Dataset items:
------------------------------------------------------------

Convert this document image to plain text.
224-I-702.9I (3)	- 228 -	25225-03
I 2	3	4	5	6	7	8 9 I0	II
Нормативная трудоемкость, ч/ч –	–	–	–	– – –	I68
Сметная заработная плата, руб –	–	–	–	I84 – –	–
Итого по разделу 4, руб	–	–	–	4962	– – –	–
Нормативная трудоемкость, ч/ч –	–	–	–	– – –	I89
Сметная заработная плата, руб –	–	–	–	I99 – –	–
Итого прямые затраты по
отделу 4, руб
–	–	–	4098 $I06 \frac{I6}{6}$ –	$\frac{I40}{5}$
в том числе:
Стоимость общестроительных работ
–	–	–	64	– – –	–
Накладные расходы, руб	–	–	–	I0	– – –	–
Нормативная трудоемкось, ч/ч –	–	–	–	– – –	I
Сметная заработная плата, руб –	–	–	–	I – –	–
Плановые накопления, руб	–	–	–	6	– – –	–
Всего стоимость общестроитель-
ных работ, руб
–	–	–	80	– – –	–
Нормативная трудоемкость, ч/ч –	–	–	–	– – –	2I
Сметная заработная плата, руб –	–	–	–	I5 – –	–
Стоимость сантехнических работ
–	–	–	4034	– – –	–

------------------------------------------------------------

Please set down all the data word for word.

→ Correct response
Convert this document image to plain text.
224-I-702.9I (3)	- 228 -	25225-03
I 2	3	4	5	6	7	8 9 I0	II
Нормативная трудоемкость, ч/ч –	–	–	–	– – –	I68
Сметная заработная плата, руб –	–	–	–	I84 – –	–
Итого по разделу 4, руб	–	–	–	4962	– – –	–
Нормативная трудоемкость, ч/ч –	–	–	–	– – –	I89
Сметная заработная плата, руб –	–	–	–	I99 – –	–
Итого прямые затраты по
отделу 4, руб
–	–	–	4098 $I06 \frac{I6}{6}$ –	$\frac{I40}{5}$
в том числе:
Стоимость общестроительных работ
–	–	–	64	– – –	–
Накладные расходы, руб	–	–	–	I0	– – –	–
Нормативная трудоемкось, ч/ч –	–	–	–	– – –	I
Сметная заработная плата, руб –	–	–	–	I – –	–
Плановые накопления, руб	–	–	–	6	– – –	–
Всего стоимость общестроитель-
ных работ, руб
–	–	–	80	– – –	–
Нормативная трудоемкость, ч/ч –	–	–	–	– – –	2I
Сметная заработная плата, руб –	–	–	–	I5 – –	–
Стоимость сантехнических работ
–	–	–	4034	– – –	–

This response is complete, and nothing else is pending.